═════ TRECHO DE ORIGEM ═════

Mais recentemente, paleontólogos de uma instituição estadual – o Museu de Ciências Naturais da Fundação Zoobotânica do Rio Grande do Sul – , que em 1998 já haviam participado da descoberta dos primeiros minicinodontes pré-mamalianos nos arredores de Santa Maria, fizeram outro achado instigante: encontraram rico material fóssil de um misterioso bicho, chamado por ora, informalmente, de tecodino.

═════ MATERIAL FORNECIDO ═════

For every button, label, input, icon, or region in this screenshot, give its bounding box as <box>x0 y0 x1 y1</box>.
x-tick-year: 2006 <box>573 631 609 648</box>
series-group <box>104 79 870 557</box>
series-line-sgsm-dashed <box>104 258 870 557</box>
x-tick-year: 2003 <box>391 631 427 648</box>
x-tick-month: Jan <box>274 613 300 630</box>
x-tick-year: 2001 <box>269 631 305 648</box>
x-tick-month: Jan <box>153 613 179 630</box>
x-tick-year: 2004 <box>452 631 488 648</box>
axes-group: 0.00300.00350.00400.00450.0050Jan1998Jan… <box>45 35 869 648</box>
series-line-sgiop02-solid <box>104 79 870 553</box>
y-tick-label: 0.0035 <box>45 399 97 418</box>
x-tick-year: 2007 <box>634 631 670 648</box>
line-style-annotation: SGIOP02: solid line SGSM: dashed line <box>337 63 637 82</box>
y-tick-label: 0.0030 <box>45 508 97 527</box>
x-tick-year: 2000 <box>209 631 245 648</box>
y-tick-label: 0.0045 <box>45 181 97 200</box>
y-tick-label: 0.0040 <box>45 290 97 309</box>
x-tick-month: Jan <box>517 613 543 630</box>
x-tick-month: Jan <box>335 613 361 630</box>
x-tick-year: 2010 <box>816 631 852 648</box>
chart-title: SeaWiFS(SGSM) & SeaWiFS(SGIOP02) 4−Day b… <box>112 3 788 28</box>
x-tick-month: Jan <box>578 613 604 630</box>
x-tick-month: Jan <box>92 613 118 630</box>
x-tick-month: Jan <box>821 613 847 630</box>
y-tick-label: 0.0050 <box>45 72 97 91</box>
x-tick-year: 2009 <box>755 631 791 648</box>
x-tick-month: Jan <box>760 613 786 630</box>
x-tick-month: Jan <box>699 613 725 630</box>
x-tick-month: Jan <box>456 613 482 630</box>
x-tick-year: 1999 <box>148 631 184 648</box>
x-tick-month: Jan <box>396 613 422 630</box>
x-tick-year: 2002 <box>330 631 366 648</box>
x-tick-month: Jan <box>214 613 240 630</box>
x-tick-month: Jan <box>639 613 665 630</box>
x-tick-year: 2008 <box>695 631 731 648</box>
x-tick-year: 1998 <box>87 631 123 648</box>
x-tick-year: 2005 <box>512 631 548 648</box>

═════

▶ **TAREFA 1**:
Liste todas as formas verbais conjugadas do trecho sobre o tecodino. Nos tempos compostos, mantenha o auxiliar junto do particípio.
▶ **TAREFA 2**:
Dê sequência ao trecho sobre o tecodino a partir da última frase.
Os itens não têm nenhum papel aqui.

▶ **RESPOSTA 1**:
haviam participado; fizeram; encontraram

▶ **RESPOSTA 2**:
O que seria essa criatura? O paleontólogo Jorge Ferigolo, da fundação, ainda não sabe precisar se os ossos petrificados resgatados no município de Dona Francisca – um esqueleto completo, dois crânios inteiros, dois crânios parcialmente preservados e quatro colunas vertebrais quase intactas, além de partes do esqueleto do que parece ser um exemplar juvenil do enigmático animal – pertenceram a tecodontes, ancestrais dos dinossauros, ou a dinossauros mesmo. Ou, talvez, a um animal de transição entre esses dois tipos de répteis, hipótese que inspirou o nome provisório de tecodino. “Ainda temos de preparar a maioria dos fósseis – limpar e separar os ossos petrificados incrustados na rocha – e estudá-los com cuidado”, afirma Ferigolo.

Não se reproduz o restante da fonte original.